_Work instruction A_.
In the article on talking to your doctor about your skin, what share of the nearly 500 poll voters were or are nervous about seeing their doctor about their skin condition?
_Work instruction B_.
Name each feeling the writer of the article on talking to your doctor about your skin recalls having after leaving the GP appointment at age 21.
_Work instruction C_.
Carry on the article on talking to your doctor about your skin, beginning right after its final sentence.

How To Talk To Your Doctor/Dermatologist About Your Skin: Tips And Advice

Over the years I have been very open about my experiences with the medical community with relation to my rosacea: I’ve had some awful experiences, some that could have been improved, and some absolutely wonderful ones. One of my main missions with my blog and social media has always been to be totally honest and provide the advice and support that I desperately needed as a 21 year old who left her GP appointment having been diagnosed and handed a cream with no information about this incurable condition. I felt alone, scared, and devastated. Over the past few days I’ve been compiling stories sent by my followers who were kind enough to share their experiences with me after I put a request out on my instagram stories. I speak more about this later, but this is not a criticism of the medical community overall, I just wanted to highlight real stories to show that there is a lot of room and opportunity for change. Talking to a stranger about our skin is an incredibly vulnerable experience and the way were are treated in that moment matters. I want to give you the strength and information to not only demand better treatment but then to go on to find the wonderful doctors and dermatologists that are out there and can’t wait to help you.

Worried about talking to your doctor or dermatologist about your skin? I've got you covered! I'm giving tips on preparing for your appointment, how to deal with negative experiences, and how to self-advocate. Your health is important and your skin issue is not trivial. I'm giving rosacea advice, and tips for those with any skin condition. #talontedlex

I wanted to share some of these stories but I also want to be very clear up front: I do not want this to scare you off going to your doctor. I do not want this to come across as a hit job on all doctors. I am highlighting these stories to show you that these experiences are NOT normal, they are NOT okay, and you do NOT have to accept this kind of behaviour. I have shared some tips at the bottom to help you self-advocate and hopefully make these types of experiences a thing of the past.

The first thing that was sad to hear (but not surprising) was that of the nearly 500 people who voted in my poll, 80% of them were/are nervous about seeing their doctor about their skin condition. When I asked why they hadn’t been to their doctor yet, these were the two most popular answers:

  • MY COMPLAINT ISN’T SERIOUS ENOUGH: This was by far the most common response. Words like ‘superficial‘ and ‘trivial‘ were used. Others said “I don’t think they’ll take skin issues seriously” or “it’s not affecting my physical health so I feel like I’m wasting their time”.
  • This idea that others were more deserving came up a lot: “I don’t want to take up time that could be used by someone with a real issue”… “I feel bad when there’s real suffering in the world”… “it feels trivial when the NHS is in such a mess”.

_Entries provided_.
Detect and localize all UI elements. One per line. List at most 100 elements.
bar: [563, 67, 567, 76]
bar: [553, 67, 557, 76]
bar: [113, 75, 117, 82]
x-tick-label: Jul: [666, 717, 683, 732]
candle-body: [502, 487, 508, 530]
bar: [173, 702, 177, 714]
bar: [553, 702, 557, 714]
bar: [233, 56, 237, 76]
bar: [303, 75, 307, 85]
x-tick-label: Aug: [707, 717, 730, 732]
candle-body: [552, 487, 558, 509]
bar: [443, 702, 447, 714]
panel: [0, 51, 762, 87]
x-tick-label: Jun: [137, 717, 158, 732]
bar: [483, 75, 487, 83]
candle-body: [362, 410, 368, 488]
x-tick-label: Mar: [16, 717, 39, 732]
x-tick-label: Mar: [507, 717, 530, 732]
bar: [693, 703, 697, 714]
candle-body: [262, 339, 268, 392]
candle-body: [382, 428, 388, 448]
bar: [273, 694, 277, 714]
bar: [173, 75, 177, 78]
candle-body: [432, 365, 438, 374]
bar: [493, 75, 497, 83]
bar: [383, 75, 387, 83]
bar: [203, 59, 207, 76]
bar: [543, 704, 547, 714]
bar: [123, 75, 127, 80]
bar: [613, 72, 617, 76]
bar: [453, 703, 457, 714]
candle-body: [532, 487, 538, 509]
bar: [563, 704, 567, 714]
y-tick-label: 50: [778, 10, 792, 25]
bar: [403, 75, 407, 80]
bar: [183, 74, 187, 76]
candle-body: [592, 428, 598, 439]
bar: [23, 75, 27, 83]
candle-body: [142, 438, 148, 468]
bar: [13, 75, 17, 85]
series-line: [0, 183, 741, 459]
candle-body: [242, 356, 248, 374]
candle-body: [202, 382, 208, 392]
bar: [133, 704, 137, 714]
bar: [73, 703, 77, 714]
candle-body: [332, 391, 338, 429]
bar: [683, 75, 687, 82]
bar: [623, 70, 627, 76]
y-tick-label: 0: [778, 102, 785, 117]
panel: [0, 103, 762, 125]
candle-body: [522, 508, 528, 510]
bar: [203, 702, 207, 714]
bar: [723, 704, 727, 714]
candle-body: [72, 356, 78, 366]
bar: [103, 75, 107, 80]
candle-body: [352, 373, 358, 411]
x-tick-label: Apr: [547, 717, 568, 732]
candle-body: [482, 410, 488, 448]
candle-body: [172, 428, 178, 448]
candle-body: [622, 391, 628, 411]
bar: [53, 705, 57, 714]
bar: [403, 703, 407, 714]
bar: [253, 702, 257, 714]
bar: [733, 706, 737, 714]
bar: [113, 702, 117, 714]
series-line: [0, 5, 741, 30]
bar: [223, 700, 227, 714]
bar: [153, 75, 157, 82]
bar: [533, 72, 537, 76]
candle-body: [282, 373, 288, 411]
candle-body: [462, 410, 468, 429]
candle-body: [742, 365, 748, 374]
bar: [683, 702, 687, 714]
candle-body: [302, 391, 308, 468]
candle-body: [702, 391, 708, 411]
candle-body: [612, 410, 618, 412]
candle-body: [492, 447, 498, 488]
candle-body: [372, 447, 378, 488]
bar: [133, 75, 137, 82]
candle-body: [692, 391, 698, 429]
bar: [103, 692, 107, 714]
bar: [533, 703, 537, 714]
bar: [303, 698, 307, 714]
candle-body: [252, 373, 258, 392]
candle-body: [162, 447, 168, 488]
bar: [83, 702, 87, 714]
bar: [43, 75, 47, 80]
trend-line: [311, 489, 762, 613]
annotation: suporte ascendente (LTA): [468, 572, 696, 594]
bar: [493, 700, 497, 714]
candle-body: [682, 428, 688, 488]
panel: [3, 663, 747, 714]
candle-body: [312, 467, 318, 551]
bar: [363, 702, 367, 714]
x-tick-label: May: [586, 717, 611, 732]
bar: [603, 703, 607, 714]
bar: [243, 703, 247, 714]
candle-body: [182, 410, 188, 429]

_Answer area A_.
80%

_Answer area B_.
Alone, scared, and devastated.

_Answer area C_.
  • SHAME: There are so many complicated feelings that come with skin conditions. The main one mentioned was shame: “I feel embarrassed and ashamed of my appearance”, “I don’t want to go to the appointment without make up”, “I was worried that they’d think acne is a teenage issue and the doctor would think I didn’t wash my face.”

I have personally experienced each of these concerns. I’m right there with you. I will share tips and advice at the bottom of this post that might help you shake some of these fears, but for now believe when I say that NEITHER OF THE ABOVE IS TRUE and a great doctor or dermatologist will allay those concerns immediately.

When I asked my followers to share their experiences with medical professionals I had hundreds and hundreds of replies. And I’m very pleased to say that many of them were positive – in fact most of the negative stories ended with a variation on ‘but then I asked for another doctor and now I have a brilliant one’ so please do not see the following stories as all doom and gloom. There is hope!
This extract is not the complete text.